__WHAT TO PRODUCE__:
A faithful transcription of all the data is required.

__SUPPLIED DATA__:
================================

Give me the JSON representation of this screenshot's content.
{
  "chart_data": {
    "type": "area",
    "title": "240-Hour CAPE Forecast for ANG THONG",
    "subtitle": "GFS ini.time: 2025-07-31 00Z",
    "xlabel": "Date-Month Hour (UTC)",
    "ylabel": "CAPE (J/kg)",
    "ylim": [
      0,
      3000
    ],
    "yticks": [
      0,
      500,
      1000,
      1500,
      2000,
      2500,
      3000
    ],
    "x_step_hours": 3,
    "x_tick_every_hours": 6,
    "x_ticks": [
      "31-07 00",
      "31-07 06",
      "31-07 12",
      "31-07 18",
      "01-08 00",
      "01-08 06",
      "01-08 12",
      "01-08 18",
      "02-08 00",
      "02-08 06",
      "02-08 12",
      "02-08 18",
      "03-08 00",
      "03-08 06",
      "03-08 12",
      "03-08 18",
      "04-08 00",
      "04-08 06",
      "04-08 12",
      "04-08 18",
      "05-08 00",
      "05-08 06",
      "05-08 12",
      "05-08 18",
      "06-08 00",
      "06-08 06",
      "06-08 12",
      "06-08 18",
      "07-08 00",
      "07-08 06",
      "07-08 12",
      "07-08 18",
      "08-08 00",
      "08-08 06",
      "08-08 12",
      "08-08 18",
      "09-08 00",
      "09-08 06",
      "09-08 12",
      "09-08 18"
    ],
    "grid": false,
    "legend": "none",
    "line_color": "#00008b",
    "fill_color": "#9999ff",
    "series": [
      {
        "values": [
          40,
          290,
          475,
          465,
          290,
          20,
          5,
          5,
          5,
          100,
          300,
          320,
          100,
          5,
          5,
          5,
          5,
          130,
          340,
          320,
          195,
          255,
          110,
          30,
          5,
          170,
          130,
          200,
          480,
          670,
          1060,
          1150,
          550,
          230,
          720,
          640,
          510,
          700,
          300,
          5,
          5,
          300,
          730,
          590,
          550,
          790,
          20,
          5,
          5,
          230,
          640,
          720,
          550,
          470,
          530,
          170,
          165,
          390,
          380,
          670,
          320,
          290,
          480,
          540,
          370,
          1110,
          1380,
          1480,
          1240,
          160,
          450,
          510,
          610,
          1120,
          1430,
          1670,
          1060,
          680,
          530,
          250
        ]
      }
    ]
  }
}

================================

__RESULT FOR THIS EXERCISE__:
Give me the JSON representation of this screenshot's content.
{
  "chart_data": {
    "type": "area",
    "title": "240-Hour CAPE Forecast for ANG THONG",
    "subtitle": "GFS ini.time: 2025-07-31 00Z",
    "xlabel": "Date-Month Hour (UTC)",
    "ylabel": "CAPE (J/kg)",
    "ylim": [
      0,
      3000
    ],
    "yticks": [
      0,
      500,
      1000,
      1500,
      2000,
      2500,
      3000
    ],
    "x_step_hours": 3,
    "x_tick_every_hours": 6,
    "x_ticks": [
      "31-07 00",
      "31-07 06",
      "31-07 12",
      "31-07 18",
      "01-08 00",
      "01-08 06",
      "01-08 12",
      "01-08 18",
      "02-08 00",
      "02-08 06",
      "02-08 12",
      "02-08 18",
      "03-08 00",
      "03-08 06",
      "03-08 12",
      "03-08 18",
      "04-08 00",
      "04-08 06",
      "04-08 12",
      "04-08 18",
      "05-08 00",
      "05-08 06",
      "05-08 12",
      "05-08 18",
      "06-08 00",
      "06-08 06",
      "06-08 12",
      "06-08 18",
      "07-08 00",
      "07-08 06",
      "07-08 12",
      "07-08 18",
      "08-08 00",
      "08-08 06",
      "08-08 12",
      "08-08 18",
      "09-08 00",
      "09-08 06",
      "09-08 12",
      "09-08 18"
    ],
    "grid": false,
    "legend": "none",
    "line_color": "#00008b",
    "fill_color": "#9999ff",
    "series": [
      {
        "values": [
          40,
          290,
          475,
          465,
          290,
          20,
          5,
          5,
          5,
          100,
          300,
          320,
          100,
          5,
          5,
          5,
          5,
          130,
          340,
          320,
          195,
          255,
          110,
          30,
          5,
          170,
          130,
          200,
          480,
          670,
          1060,
          1150,
          550,
          230,
          720,
          640,
          510,
          700,
          300,
          5,
          5,
          300,
          730,
          590,
          550,
          790,
          20,
          5,
          5,
          230,
          640,
          720,
          550,
          470,
          530,
          170,
          165,
          390,
          380,
          670,
          320,
          290,
          480,
          540,
          370,
          1110,
          1380,
          1480,
          1240,
          160,
          450,
          510,
          610,
          1120,
          1430,
          1670,
          1060,
          680,
          530,
          250
        ]
      }
    ]
  }
}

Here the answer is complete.